Collection entries
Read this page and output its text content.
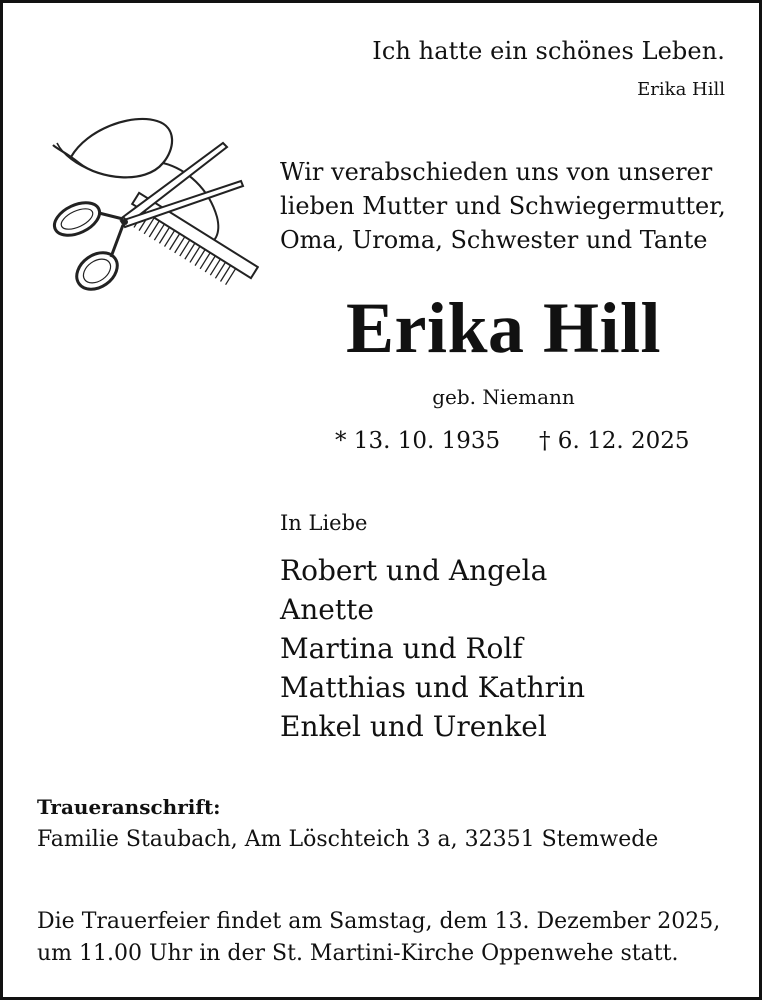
Ich hatte ein schönes Leben.
Erika Hill
Wir verabschieden uns von unserer
lieben Mutter und Schwiegermutter,
Oma, Uroma, Schwester und Tante
Erika Hill
geb. Niemann
* 13. 10. 1935 † 6. 12. 2025
In Liebe
Robert und Angela
Anette
Martina und Rolf
Matthias und Kathrin
Enkel und Urenkel
Traueranschrift:
Familie Staubach, Am Löschteich 3 a, 32351 Stemwede
Die Trauerfeier findet am Samstag, dem 13. Dezember 2025,
um 11.00 Uhr in der St. Martini-Kirche Oppenwehe statt.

### EXERCISE REQUIREMENTS
Pictures in the records must not appear in the copy; transcribe everything else precisely.

### SOLUTION TO THE PROBLEM
Read this page and output its text content.
Ich hatte ein schönes Leben.
Erika Hill
Wir verabschieden uns von unserer
lieben Mutter und Schwiegermutter,
Oma, Uroma, Schwester und Tante
Erika Hill
geb. Niemann
* 13. 10. 1935 † 6. 12. 2025
In Liebe
Robert und Angela
Anette
Martina und Rolf
Matthias und Kathrin
Enkel und Urenkel
Traueranschrift:
Familie Staubach, Am Löschteich 3 a, 32351 Stemwede
Die Trauerfeier findet am Samstag, dem 13. Dezember 2025,
um 11.00 Uhr in der St. Martini-Kirche Oppenwehe statt.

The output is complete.